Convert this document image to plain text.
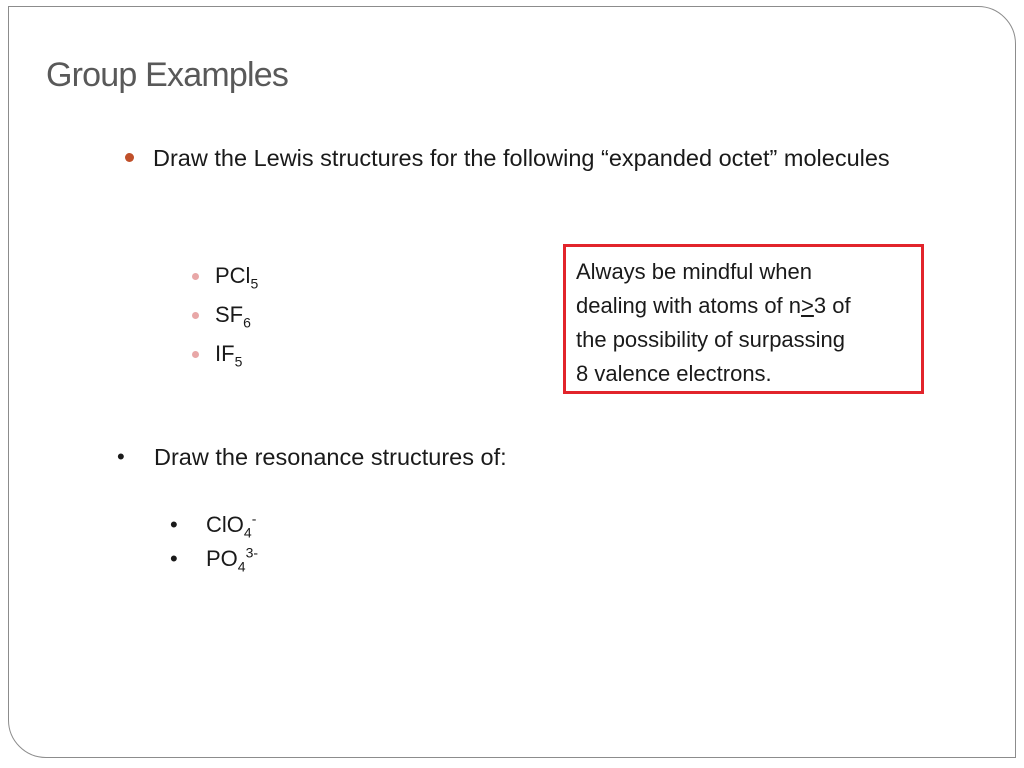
Group Examples
Draw the Lewis structures for the following “expanded octet” molecules
PCl$_5$
$SF_6$
$IF_5$
Always be mindful when
dealing with atoms of n≥3 of
the possibility of surpassing
8 valence electrons.
• Draw the resonance structures of:
• ClO$_4$-
• $PO_4^{3-}$
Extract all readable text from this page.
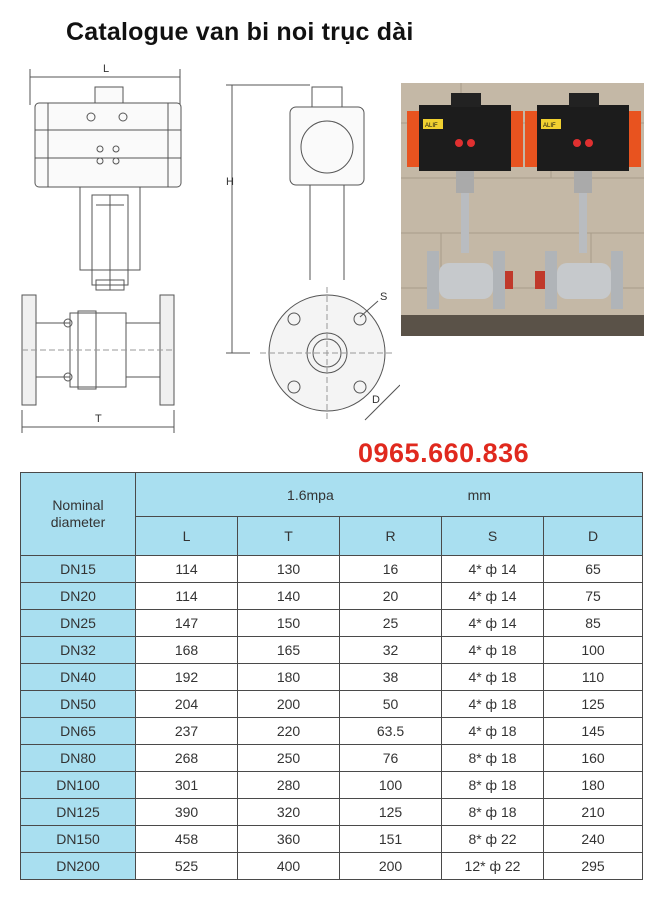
Catalogue van bi noi trục dài
L
T
H
S
D
ALIF	ALIF
0965.660.836
Nominal
diameter	1.6mpa mm				
	L	T	R	S	D
DN15	114	130	16	4* ф 14	65
DN20	114	140	20	4* ф 14	75
DN25	147	150	25	4* ф 14	85
DN32	168	165	32	4* ф 18	100
DN40	192	180	38	4* ф 18	110
DN50	204	200	50	4* ф 18	125
DN65	237	220	63.5	4* ф 18	145
DN80	268	250	76	8* ф 18	160
DN100	301	280	100	8* ф 18	180
DN125	390	320	125	8* ф 18	210
DN150	458	360	151	8* ф 22	240
DN200	525	400	200	12* ф 22	295
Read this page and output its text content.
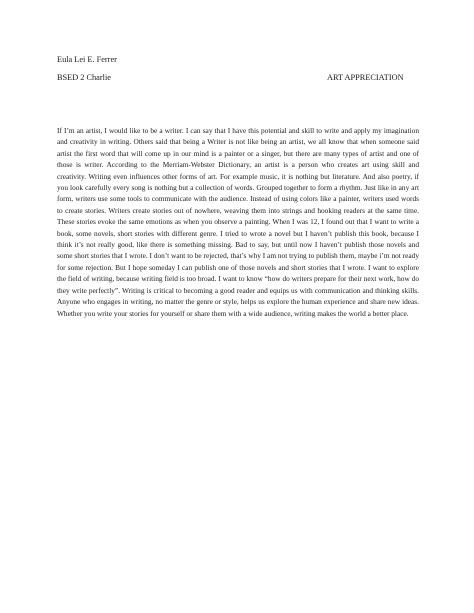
Eula Lei E. Ferrer
BSED 2 Charlie	ART APPRECIATION

If I’m an artist, I would like to be a writer. I can say that I have this potential and skill to write and apply my imagination and creativity in writing. Others said that being a Writer is not like being an artist, we all know that when someone said artist the first word that will come up in our mind is a painter or a singer, but there are many types of artist and one of those is writer. According to the Merriam-Webster Dictionary, an artist is a person who creates art using skill and creativity. Writing even influences other forms of art. For example music, it is nothing but literature. And also poetry, if you look carefully every song is nothing but a collection of words. Grouped together to form a rhythm. Just like in any art form, writers use some tools to communicate with the audience. Instead of using colors like a painter, writers used words to create stories. Writers create stories out of nowhere, weaving them into strings and hooking readers at the same time. These stories evoke the same emotions as when you observe a painting. When I was 12, I found out that I want to write a book, some novels, short stories with different genre. I tried to wrote a novel but I haven’t publish this book, because I think it’s not really good, like there is something missing. Bad to say, but until now I haven’t publish those novels and some short stories that I wrote. I don’t want to be rejected, that’s why I am not trying to publish them, maybe i’m not ready for some rejection. But I hope someday I can publish one of those novels and short stories that I wrote. I want to explore the field of writing, because writing field is too broad. I want to know “how do writers prepare for their next work, how do they write perfectly”. Writing is critical to becoming a good reader and equips us with communication and thinking skills. Anyone who engages in writing, no matter the genre or style, helps us explore the human experience and share new ideas. Whether you write your stories for yourself or share them with a wide audience, writing makes the world a better place.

· · · · ·

▶ **Goal of the exercise**
Go through the records. Copy each line where "structures" appears.

▶ **Answer for the task**
Draw the Lewis structures for the following “expanded octet” molecules
• Draw the resonance structures of:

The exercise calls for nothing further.